- [Records for this task]:

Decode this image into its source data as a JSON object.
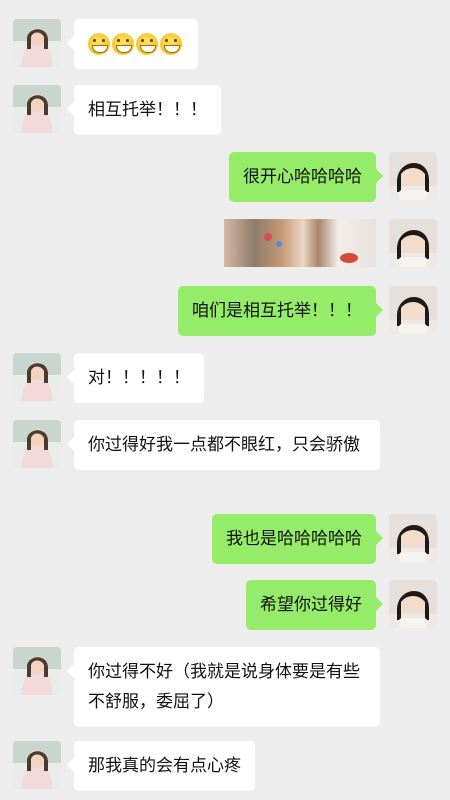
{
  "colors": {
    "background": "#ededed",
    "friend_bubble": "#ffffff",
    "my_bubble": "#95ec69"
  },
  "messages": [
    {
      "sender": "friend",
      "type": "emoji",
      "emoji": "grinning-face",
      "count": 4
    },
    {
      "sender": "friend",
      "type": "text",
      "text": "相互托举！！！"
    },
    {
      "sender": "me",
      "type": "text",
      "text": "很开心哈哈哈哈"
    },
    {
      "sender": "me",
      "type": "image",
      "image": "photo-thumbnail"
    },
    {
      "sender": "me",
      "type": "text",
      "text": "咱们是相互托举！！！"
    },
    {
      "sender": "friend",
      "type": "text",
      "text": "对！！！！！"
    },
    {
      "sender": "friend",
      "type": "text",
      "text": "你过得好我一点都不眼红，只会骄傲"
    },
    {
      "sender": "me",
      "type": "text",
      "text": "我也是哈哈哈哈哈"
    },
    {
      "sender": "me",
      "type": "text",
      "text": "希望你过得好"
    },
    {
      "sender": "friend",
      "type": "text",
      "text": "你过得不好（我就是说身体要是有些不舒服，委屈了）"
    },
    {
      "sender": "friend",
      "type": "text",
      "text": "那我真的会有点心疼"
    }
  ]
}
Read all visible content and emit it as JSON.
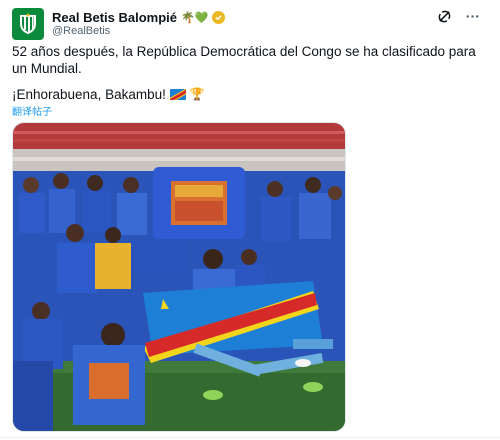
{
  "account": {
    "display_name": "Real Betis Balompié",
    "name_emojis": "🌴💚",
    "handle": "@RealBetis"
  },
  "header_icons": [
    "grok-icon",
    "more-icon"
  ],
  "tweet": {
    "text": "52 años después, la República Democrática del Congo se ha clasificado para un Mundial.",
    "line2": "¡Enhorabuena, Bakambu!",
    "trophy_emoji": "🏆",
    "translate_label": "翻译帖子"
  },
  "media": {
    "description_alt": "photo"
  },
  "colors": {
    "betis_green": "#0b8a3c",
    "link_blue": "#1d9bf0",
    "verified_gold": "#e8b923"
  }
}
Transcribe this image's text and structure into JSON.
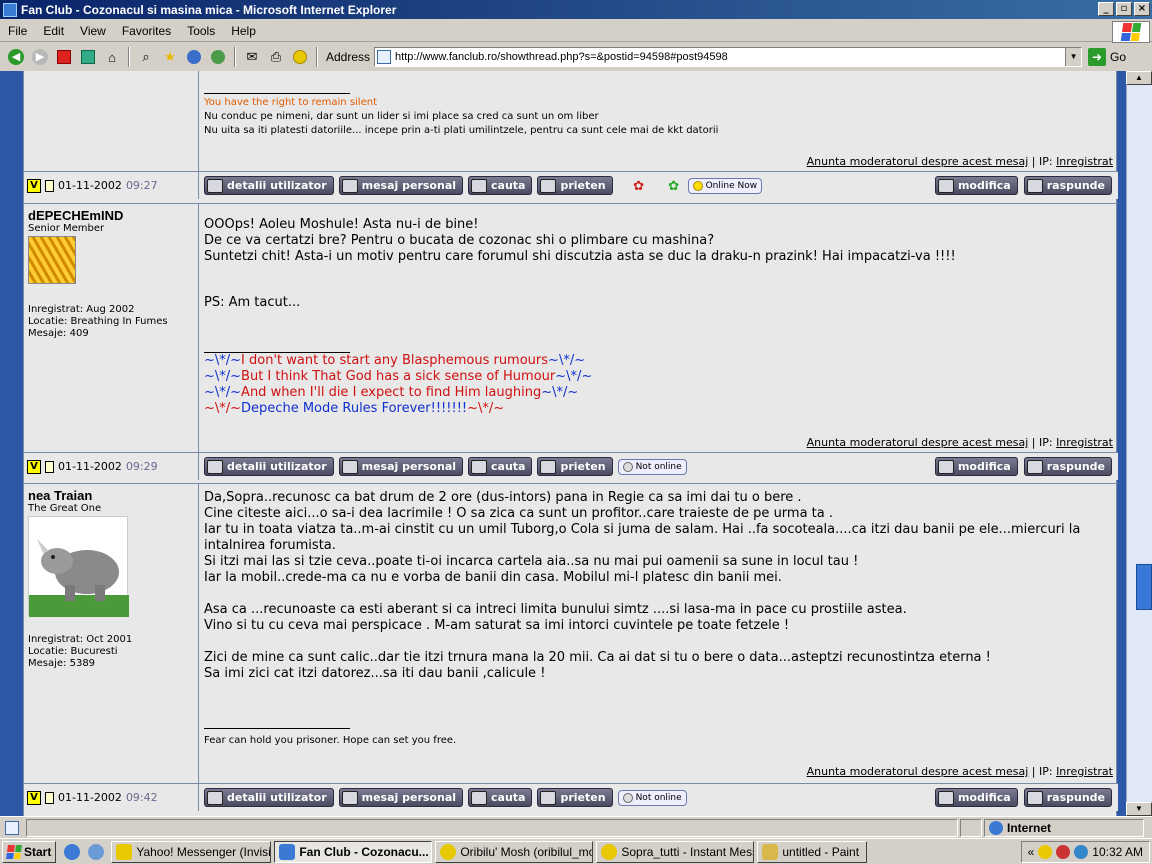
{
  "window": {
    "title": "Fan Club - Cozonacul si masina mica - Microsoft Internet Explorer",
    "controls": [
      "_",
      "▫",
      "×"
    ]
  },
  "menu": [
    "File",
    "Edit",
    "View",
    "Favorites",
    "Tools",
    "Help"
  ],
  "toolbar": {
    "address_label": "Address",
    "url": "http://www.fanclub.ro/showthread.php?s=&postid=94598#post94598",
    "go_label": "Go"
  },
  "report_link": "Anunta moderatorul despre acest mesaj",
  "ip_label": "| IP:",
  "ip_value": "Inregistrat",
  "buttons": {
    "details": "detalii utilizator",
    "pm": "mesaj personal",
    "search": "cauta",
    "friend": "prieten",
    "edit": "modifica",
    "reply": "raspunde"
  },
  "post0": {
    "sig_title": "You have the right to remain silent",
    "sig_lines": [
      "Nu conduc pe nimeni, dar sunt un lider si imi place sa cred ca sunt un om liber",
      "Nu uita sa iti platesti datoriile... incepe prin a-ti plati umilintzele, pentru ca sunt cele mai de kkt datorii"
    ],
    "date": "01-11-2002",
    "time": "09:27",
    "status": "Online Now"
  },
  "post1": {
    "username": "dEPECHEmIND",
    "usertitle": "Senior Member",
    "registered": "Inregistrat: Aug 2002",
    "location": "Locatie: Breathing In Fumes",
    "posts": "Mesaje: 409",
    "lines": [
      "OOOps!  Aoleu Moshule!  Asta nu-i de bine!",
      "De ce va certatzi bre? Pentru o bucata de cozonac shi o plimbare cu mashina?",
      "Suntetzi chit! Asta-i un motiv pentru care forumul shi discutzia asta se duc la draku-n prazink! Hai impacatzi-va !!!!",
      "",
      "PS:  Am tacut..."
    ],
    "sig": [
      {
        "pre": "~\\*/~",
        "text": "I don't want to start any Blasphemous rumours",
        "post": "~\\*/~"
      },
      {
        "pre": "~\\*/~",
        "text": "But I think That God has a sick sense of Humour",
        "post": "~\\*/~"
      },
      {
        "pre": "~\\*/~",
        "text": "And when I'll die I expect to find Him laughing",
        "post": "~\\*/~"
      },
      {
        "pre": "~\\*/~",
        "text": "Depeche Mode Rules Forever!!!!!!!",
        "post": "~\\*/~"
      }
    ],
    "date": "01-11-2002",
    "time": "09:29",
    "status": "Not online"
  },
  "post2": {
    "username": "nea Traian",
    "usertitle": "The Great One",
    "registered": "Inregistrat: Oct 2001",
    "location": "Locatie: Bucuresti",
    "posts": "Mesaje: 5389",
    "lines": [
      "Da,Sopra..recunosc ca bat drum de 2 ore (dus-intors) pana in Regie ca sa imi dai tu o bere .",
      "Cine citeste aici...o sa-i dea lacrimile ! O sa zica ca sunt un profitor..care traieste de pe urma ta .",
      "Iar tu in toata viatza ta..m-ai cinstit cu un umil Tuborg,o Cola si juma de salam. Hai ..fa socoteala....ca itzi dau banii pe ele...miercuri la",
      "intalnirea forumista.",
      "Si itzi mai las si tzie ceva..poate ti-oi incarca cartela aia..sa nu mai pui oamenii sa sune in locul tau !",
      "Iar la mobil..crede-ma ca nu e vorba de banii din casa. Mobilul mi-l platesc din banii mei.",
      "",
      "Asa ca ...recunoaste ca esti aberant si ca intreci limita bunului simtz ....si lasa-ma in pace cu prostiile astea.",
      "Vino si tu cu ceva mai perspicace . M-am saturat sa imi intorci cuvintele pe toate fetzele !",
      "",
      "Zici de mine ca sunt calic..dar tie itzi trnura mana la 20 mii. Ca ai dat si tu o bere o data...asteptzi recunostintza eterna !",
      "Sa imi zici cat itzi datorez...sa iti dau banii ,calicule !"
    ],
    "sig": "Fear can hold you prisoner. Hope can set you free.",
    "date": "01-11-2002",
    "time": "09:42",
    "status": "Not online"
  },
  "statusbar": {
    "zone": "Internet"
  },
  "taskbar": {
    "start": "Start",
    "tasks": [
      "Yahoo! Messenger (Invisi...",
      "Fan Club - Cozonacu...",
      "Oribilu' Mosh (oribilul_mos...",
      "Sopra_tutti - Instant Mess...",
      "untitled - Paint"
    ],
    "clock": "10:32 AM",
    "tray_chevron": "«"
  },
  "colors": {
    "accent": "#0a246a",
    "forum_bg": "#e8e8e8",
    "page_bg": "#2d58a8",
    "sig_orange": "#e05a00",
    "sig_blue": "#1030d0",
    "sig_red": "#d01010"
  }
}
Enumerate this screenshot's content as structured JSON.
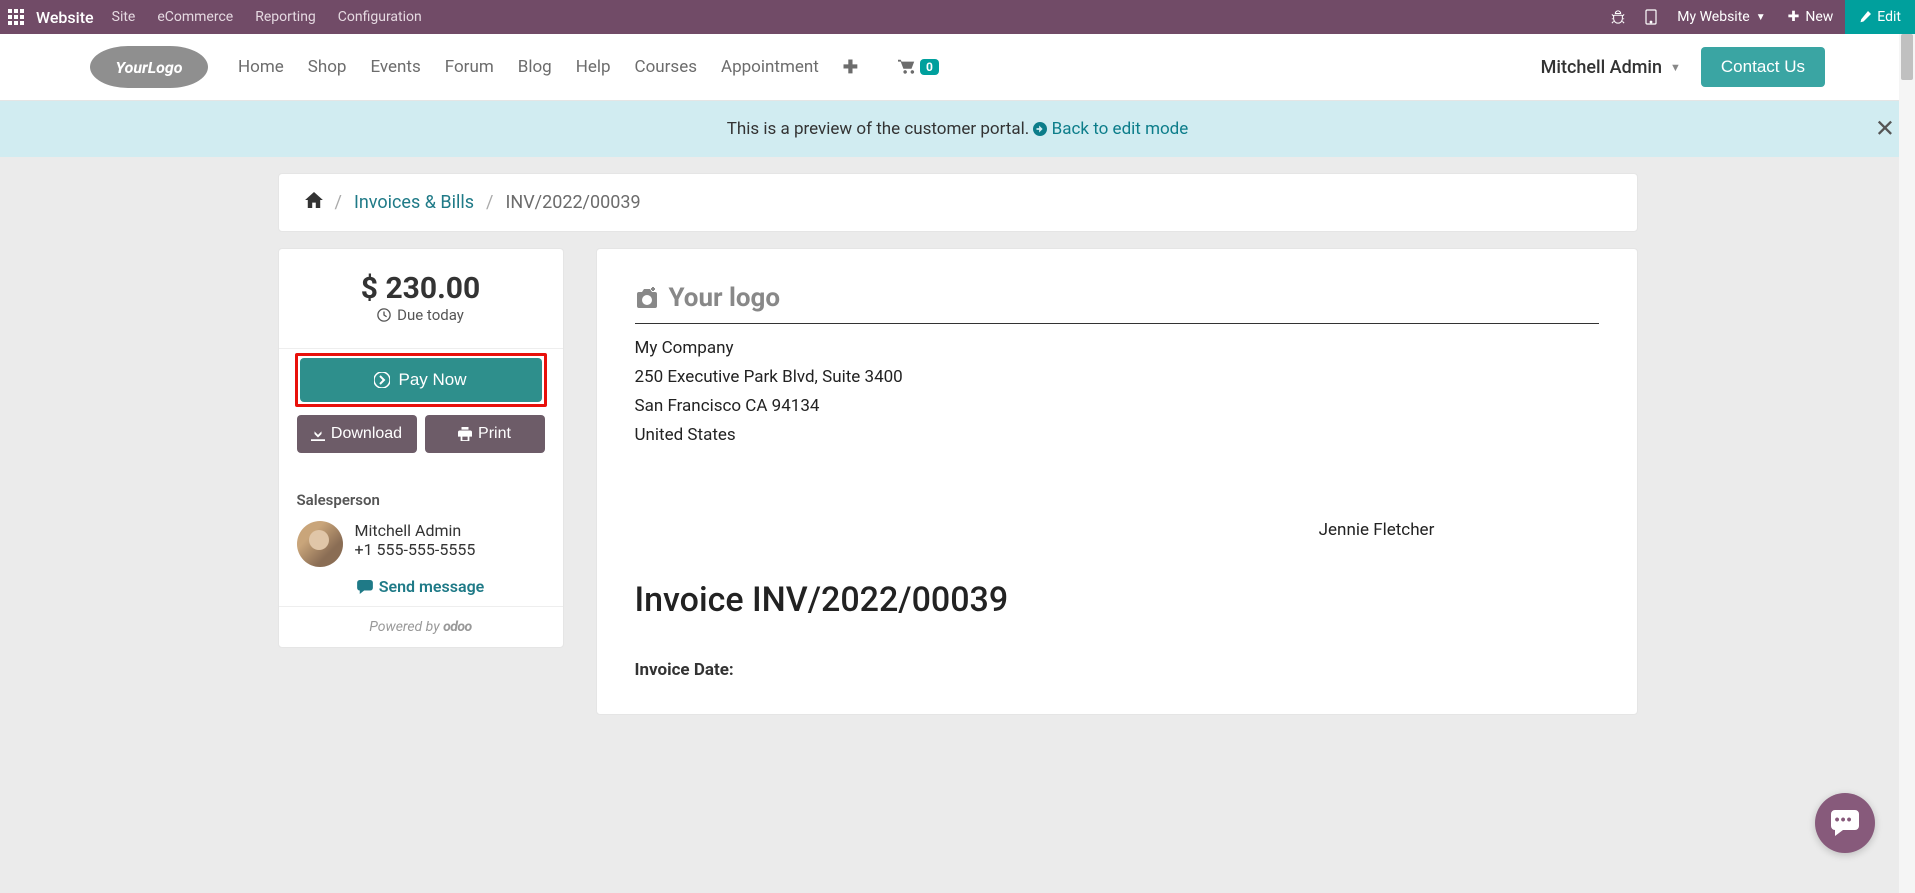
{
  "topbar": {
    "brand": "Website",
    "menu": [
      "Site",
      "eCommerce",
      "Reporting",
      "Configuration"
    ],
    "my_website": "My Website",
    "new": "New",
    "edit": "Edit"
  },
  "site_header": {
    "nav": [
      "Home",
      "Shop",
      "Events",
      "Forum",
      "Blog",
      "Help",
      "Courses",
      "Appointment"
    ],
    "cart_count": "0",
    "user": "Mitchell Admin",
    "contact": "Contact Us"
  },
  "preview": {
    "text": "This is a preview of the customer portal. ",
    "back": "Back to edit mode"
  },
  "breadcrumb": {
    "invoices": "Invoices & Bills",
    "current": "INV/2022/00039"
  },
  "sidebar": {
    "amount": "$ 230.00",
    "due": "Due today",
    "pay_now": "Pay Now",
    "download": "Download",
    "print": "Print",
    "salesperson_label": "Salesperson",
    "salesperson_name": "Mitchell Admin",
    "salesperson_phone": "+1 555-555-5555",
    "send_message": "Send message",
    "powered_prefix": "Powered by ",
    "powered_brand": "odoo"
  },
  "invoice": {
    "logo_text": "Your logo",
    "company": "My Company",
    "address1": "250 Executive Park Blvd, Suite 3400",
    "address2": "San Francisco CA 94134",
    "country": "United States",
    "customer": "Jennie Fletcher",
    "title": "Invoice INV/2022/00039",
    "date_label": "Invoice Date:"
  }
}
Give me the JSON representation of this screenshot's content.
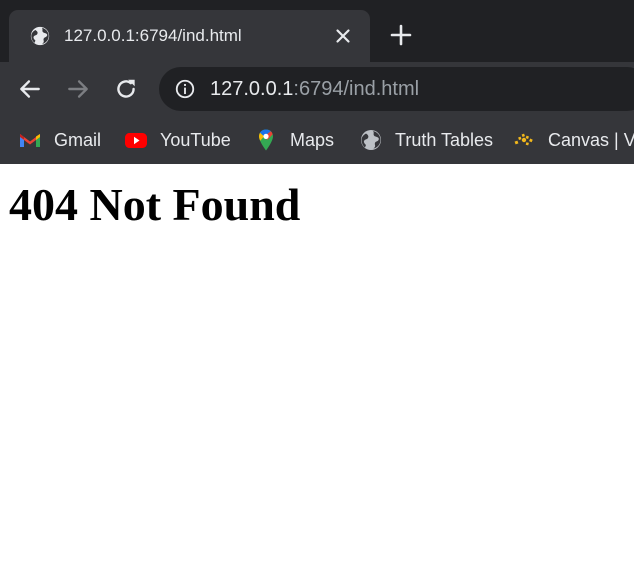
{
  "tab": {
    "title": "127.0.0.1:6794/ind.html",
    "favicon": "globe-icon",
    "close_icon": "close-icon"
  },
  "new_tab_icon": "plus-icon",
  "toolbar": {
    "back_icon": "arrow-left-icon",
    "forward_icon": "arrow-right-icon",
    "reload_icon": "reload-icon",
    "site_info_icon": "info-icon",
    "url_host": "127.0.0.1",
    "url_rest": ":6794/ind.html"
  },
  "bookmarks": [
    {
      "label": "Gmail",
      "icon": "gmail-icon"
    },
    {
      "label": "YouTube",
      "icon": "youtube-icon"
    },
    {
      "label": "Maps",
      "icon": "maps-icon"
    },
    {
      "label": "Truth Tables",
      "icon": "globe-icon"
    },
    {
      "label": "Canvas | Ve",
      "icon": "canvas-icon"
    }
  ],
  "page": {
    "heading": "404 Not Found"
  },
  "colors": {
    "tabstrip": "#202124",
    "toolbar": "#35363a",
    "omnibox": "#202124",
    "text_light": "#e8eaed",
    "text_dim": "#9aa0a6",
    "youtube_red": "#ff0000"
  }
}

- [What the task requires]:
Consider the entries above and return each line with the string "data".

- [Answer to this exercise]:
Decode this image into its source data as a JSON object.
      "Zici de mine ca sunt calic..dar tie itzi trnura mana la 20 mii. Ca ai dat si tu o bere o data...asteptzi recunostintza eterna !",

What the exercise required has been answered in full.